◆ **Saved entries**:
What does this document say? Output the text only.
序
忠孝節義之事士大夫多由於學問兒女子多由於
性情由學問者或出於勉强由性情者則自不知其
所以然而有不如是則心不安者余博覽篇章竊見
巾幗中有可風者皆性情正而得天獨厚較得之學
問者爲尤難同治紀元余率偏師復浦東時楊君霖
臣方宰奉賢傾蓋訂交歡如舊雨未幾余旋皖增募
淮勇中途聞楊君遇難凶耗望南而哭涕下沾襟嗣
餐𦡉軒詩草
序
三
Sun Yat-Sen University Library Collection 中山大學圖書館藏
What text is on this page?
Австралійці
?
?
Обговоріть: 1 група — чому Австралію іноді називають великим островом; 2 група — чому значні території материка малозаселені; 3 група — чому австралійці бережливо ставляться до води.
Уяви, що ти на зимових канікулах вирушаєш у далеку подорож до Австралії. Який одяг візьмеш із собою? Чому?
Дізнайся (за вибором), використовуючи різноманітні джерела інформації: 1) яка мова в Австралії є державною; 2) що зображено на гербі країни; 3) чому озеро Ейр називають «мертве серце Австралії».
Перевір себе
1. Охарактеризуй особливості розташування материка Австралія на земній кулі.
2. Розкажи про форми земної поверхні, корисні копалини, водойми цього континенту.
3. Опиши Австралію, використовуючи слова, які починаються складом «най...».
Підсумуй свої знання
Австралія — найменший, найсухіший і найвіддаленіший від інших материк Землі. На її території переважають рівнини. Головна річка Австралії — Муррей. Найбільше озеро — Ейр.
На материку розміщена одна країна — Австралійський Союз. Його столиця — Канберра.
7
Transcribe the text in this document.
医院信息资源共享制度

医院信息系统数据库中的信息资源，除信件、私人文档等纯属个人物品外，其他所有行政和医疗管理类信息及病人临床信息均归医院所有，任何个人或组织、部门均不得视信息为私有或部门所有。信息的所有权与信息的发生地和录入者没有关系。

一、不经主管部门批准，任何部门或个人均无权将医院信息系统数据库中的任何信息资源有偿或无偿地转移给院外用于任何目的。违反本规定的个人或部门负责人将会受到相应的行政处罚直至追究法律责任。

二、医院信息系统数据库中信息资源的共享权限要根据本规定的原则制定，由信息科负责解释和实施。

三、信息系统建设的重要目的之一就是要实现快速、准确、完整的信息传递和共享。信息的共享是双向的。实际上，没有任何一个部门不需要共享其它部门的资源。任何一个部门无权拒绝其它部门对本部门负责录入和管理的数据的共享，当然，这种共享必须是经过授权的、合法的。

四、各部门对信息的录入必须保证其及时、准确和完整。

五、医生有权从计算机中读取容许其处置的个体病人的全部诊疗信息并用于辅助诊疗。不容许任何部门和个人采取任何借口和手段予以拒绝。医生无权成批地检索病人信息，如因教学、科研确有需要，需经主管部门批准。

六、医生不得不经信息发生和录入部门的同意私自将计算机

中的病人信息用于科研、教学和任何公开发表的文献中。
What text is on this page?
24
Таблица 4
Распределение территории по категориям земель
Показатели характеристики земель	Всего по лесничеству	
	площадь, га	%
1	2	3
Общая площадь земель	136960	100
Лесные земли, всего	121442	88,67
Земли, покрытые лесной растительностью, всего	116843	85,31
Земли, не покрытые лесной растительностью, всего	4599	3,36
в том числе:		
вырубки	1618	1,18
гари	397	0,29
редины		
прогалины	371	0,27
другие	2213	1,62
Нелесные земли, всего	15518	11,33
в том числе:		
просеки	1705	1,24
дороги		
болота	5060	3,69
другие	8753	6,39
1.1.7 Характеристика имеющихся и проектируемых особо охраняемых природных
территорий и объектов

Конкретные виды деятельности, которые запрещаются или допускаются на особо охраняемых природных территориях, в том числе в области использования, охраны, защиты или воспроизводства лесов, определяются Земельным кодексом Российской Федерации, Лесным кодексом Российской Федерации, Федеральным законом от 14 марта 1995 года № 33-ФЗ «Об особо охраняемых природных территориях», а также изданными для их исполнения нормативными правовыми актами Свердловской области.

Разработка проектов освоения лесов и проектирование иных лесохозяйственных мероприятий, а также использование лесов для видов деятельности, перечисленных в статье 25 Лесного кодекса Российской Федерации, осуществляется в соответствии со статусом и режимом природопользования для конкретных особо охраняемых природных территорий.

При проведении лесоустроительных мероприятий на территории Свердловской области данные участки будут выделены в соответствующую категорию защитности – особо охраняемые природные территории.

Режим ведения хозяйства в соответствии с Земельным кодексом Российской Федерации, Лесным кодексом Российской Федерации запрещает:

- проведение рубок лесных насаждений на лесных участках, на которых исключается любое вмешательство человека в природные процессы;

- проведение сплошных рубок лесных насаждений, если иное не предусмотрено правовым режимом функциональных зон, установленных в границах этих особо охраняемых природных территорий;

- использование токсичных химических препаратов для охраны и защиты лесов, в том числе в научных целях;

◆ **REQUIRED WORK**: Tell how many lines hold the string "лесной", giving the number and nothing else.

◆ **ANSWER IN FULL**: 2